→ **Data shown**
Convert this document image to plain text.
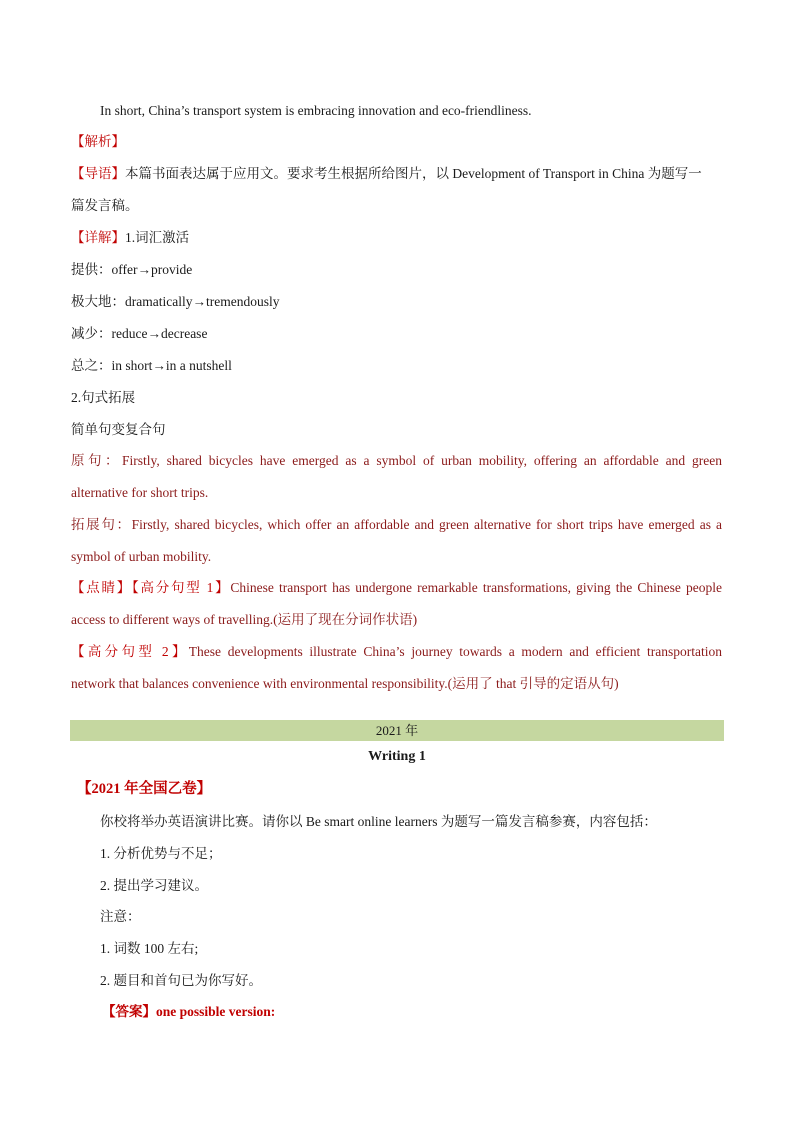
In short, China’s transport system is embracing innovation and eco-friendliness.
【解析】
【导语】本篇书面表达属于应用文。要求考生根据所给图片，以 Development of Transport in China 为题写一
篇发言稿。
【详解】1.词汇激活
提供：offer→provide
极大地：dramatically→tremendously
减少：reduce→decrease
总之：in short→in a nutshell
2.句式拓展
简单句变复合句
原句：Firstly, shared bicycles have emerged as a symbol of urban mobility, offering an affordable and green
alternative for short trips.
拓展句：Firstly, shared bicycles, which offer an affordable and green alternative for short trips have emerged as a
symbol of urban mobility.
【点睛】【高分句型 1】Chinese transport has undergone remarkable transformations, giving the Chinese people
access to different ways of travelling.(运用了现在分词作状语)
【高分句型 2】These developments illustrate China’s journey towards a modern and efficient transportation
network that balances convenience with environmental responsibility.(运用了 that 引导的定语从句)
2021 年
Writing 1
【2021 年全国乙卷】
你校将举办英语演讲比赛。请你以 Be smart online learners 为题写一篇发言稿参赛，内容包括：
1. 分析优势与不足；
2. 提出学习建议。
注意：
1. 词数 100 左右;
2. 题目和首句已为你写好。
【答案】one possible version:
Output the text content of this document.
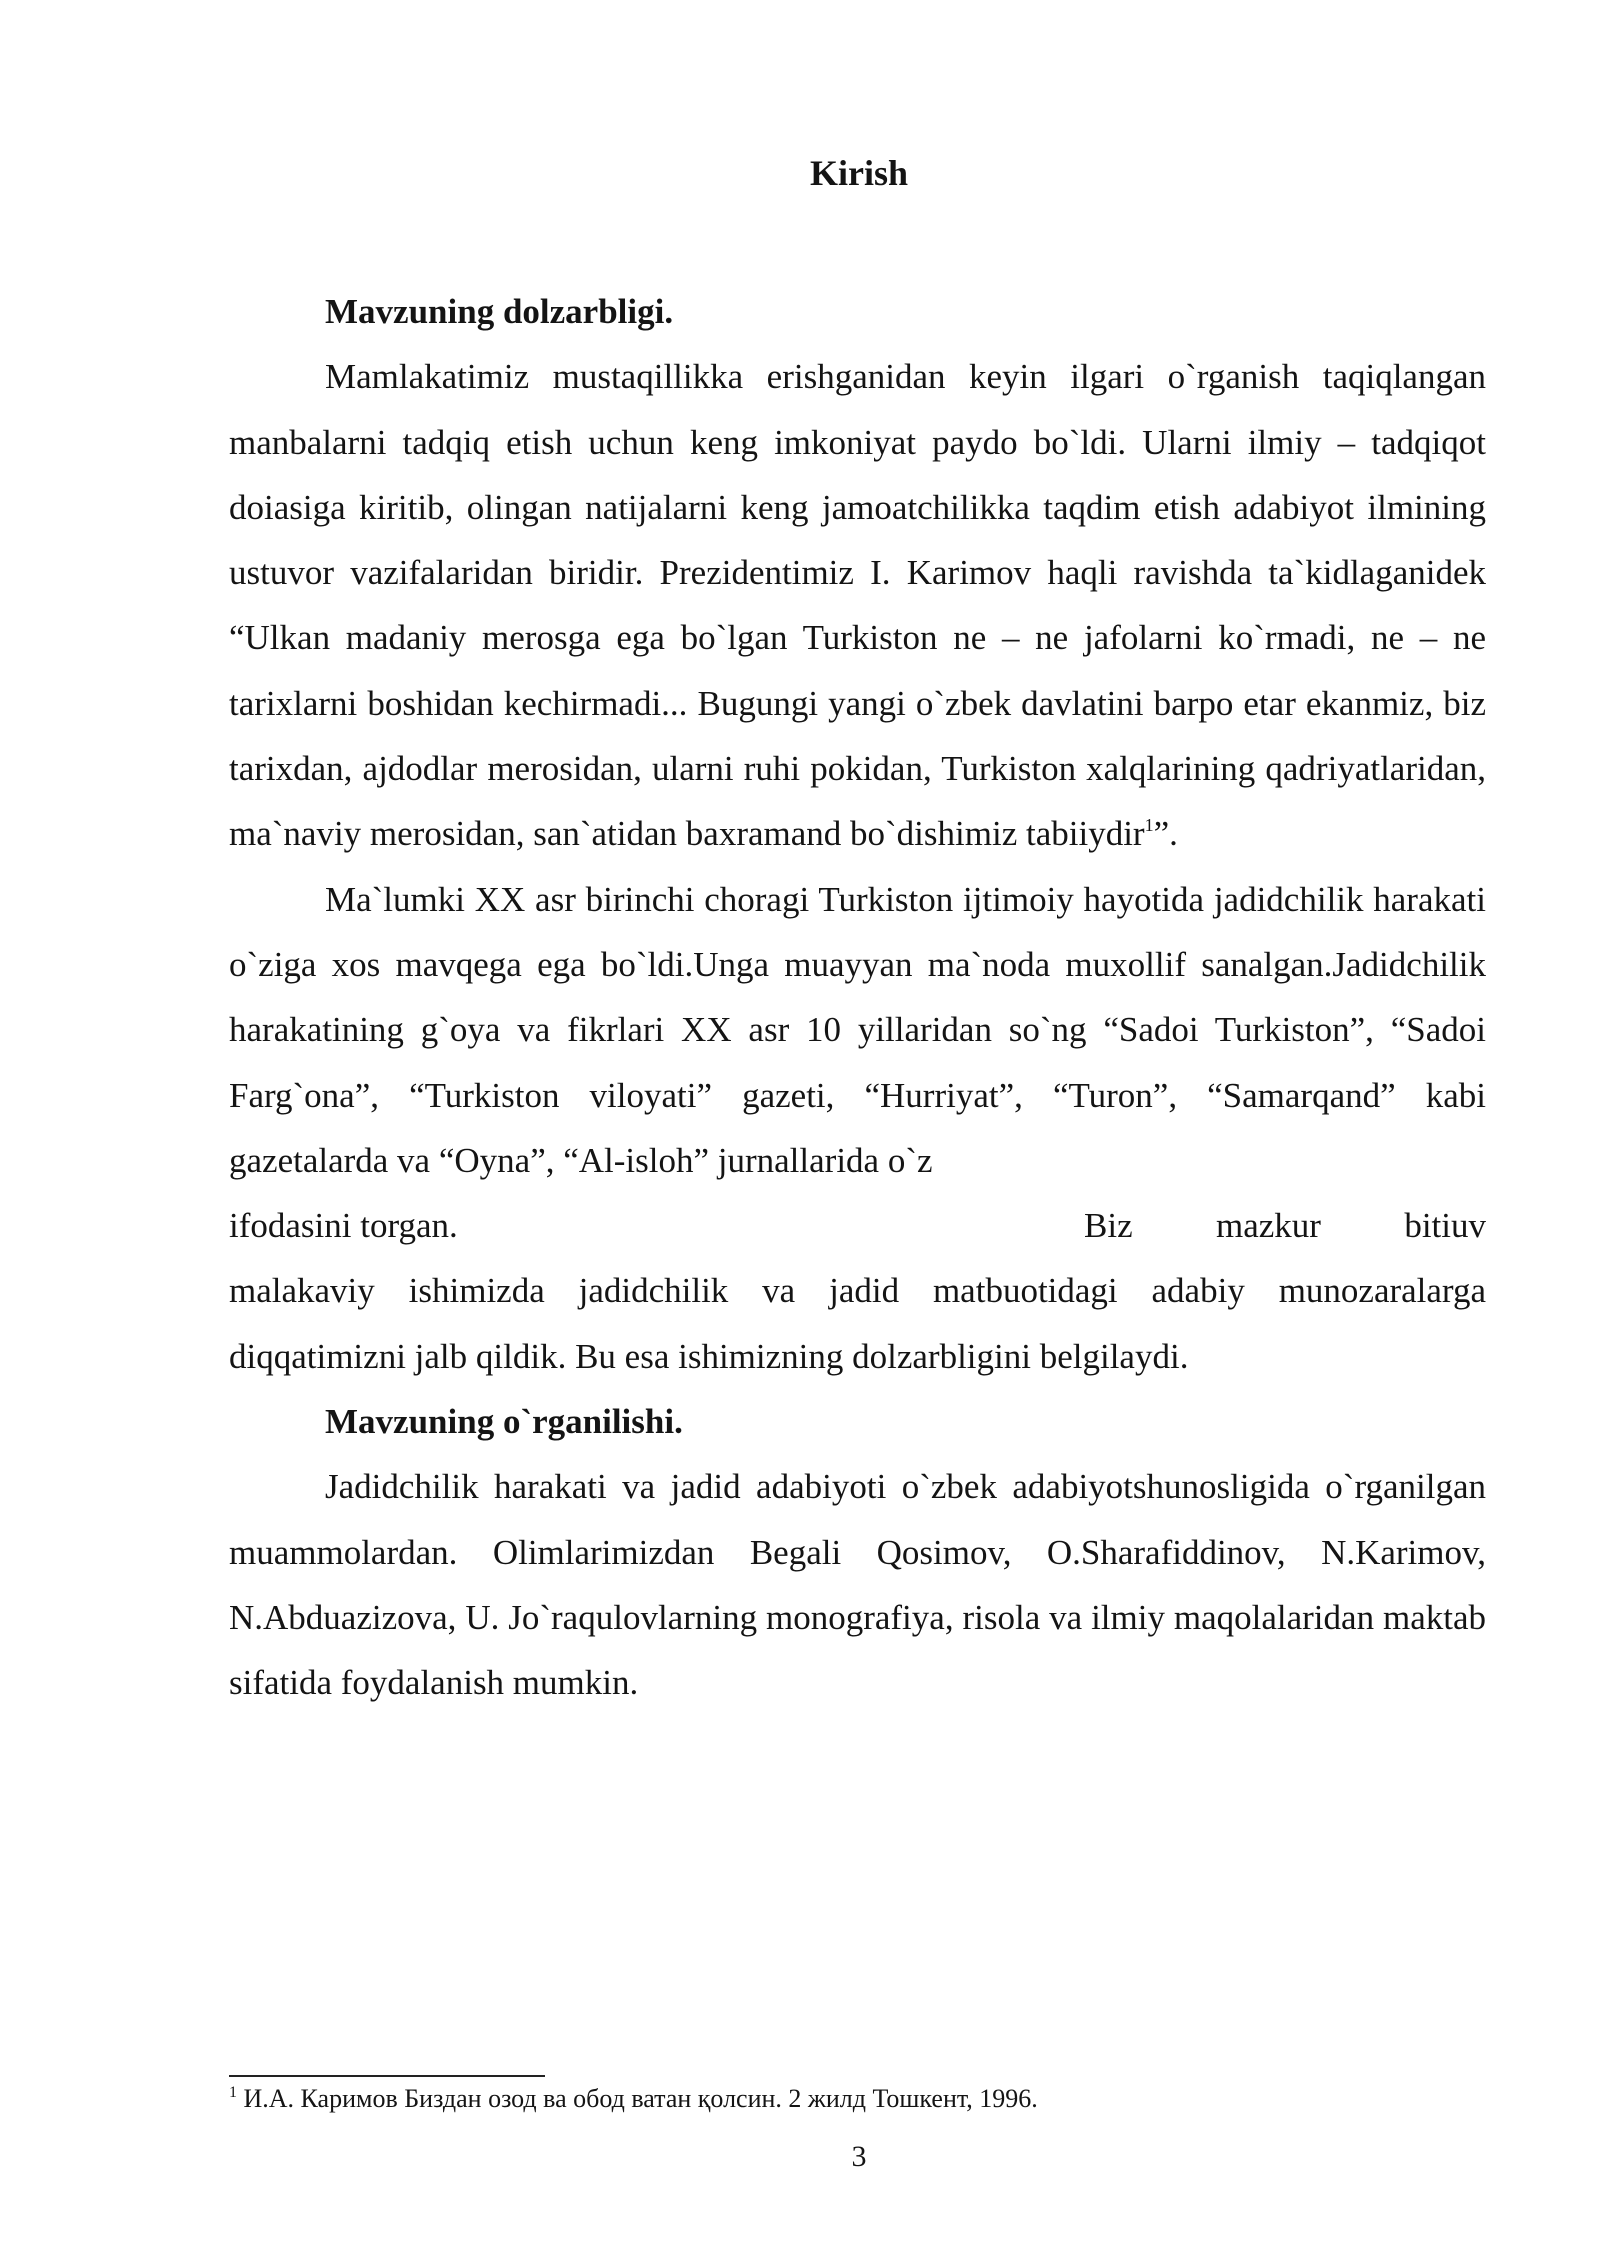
Kirish
Mavzuning dolzarbligi.

Mamlakatimiz mustaqillikka erishganidan keyin ilgari o`rganish taqiqlangan manbalarni tadqiq etish uchun keng imkoniyat paydo bo`ldi. Ularni ilmiy – tadqiqot doiasiga kiritib, olingan natijalarni keng jamoatchilikka taqdim etish adabiyot ilmining ustuvor vazifalaridan biridir. Prezidentimiz I. Karimov haqli ravishda ta`kidlaganidek “Ulkan madaniy merosga ega bo`lgan Turkiston ne – ne jafolarni ko`rmadi, ne – ne tarixlarni boshidan kechirmadi... Bugungi yangi o`zbek davlatini barpo etar ekanmiz, biz tarixdan, ajdodlar merosidan, ularni ruhi pokidan, Turkiston xalqlarining qadriyatlaridan, ma`naviy merosidan, san`atidan baxramand bo`dishimiz tabiiydir$^1$”.

Ma`lumki XX asr birinchi choragi Turkiston ijtimoiy hayotida jadidchilik harakati o`ziga xos mavqega ega bo`ldi.Unga muayyan ma`noda muxollif sanalgan.Jadidchilik harakatining g`oya va fikrlari XX asr 10 yillaridan so`ng “Sadoi Turkiston”, “Sadoi Farg`ona”, “Turkiston viloyati” gazeti, “Hurriyat”, “Turon”, “Samarqand” kabi gazetalarda va “Oyna”, “Al-isloh” jurnallarida o`z

ifodasini torgan.	Biz mazkur bitiuv

malakaviy ishimizda jadidchilik va jadid matbuotidagi adabiy munozaralarga diqqatimizni jalb qildik. Bu esa ishimizning dolzarbligini belgilaydi.

Mavzuning o`rganilishi.

Jadidchilik harakati va jadid adabiyoti o`zbek adabiyotshunosligida o`rganilgan muammolardan. Olimlarimizdan Begali Qosimov, O.Sharafiddinov, N.Karimov, N.Abduazizova, U. Jo`raqulovlarning monografiya, risola va ilmiy maqolalaridan maktab sifatida foydalanish mumkin.

$^1$ И.А. Каримов Биздан озод ва обод ватан қолсин. 2 жилд Тошкент, 1996.
3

→ **What is needed**
Each line containing the word "bicycles" counts once; report the total alone.

→ **Result of this exercise**
2